Problem statement:
Transcribe all of the material exactly, except for its pictures.

Recorded information:

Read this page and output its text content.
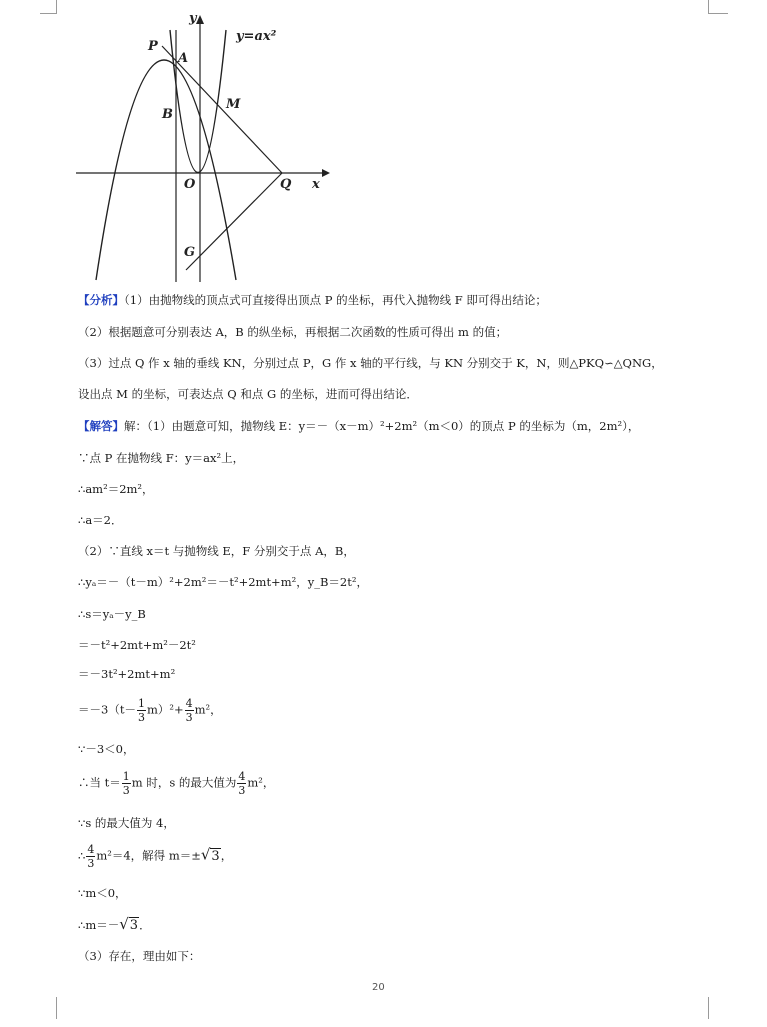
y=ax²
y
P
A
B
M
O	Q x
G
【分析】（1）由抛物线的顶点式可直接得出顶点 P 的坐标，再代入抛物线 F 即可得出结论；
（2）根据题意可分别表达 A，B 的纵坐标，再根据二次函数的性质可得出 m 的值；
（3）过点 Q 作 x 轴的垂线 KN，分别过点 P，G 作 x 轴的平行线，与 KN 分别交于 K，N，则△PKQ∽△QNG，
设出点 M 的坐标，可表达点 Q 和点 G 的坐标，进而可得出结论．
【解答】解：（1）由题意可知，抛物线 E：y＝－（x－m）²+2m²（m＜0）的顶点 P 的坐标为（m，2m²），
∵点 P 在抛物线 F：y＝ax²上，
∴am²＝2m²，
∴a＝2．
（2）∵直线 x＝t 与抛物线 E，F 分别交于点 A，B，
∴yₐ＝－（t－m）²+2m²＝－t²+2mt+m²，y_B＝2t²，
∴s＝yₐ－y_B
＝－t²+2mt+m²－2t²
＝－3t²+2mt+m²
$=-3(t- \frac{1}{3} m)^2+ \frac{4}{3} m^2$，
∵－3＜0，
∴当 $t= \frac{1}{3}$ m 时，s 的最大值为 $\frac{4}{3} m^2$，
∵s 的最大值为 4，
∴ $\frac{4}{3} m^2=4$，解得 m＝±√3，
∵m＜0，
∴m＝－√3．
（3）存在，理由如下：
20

Answer for the task:
Read this page and output its text content.
y=ax²
y
P
A
B
M
O	Q x
G
【分析】（1）由抛物线的顶点式可直接得出顶点 P 的坐标，再代入抛物线 F 即可得出结论；
（2）根据题意可分别表达 A，B 的纵坐标，再根据二次函数的性质可得出 m 的值；
（3）过点 Q 作 x 轴的垂线 KN，分别过点 P，G 作 x 轴的平行线，与 KN 分别交于 K，N，则△PKQ∽△QNG，
设出点 M 的坐标，可表达点 Q 和点 G 的坐标，进而可得出结论．
【解答】解：（1）由题意可知，抛物线 E：y＝－（x－m）²+2m²（m＜0）的顶点 P 的坐标为（m，2m²），
∵点 P 在抛物线 F：y＝ax²上，
∴am²＝2m²，
∴a＝2．
（2）∵直线 x＝t 与抛物线 E，F 分别交于点 A，B，
∴yₐ＝－（t－m）²+2m²＝－t²+2mt+m²，y_B＝2t²，
∴s＝yₐ－y_B
＝－t²+2mt+m²－2t²
＝－3t²+2mt+m²
$=-3(t- \frac{1}{3} m)^2+ \frac{4}{3} m^2$，
∵－3＜0，
∴当 $t= \frac{1}{3}$ m 时，s 的最大值为 $\frac{4}{3} m^2$，
∵s 的最大值为 4，
∴ $\frac{4}{3} m^2=4$，解得 m＝±√3，
∵m＜0，
∴m＝－√3．
（3）存在，理由如下：
20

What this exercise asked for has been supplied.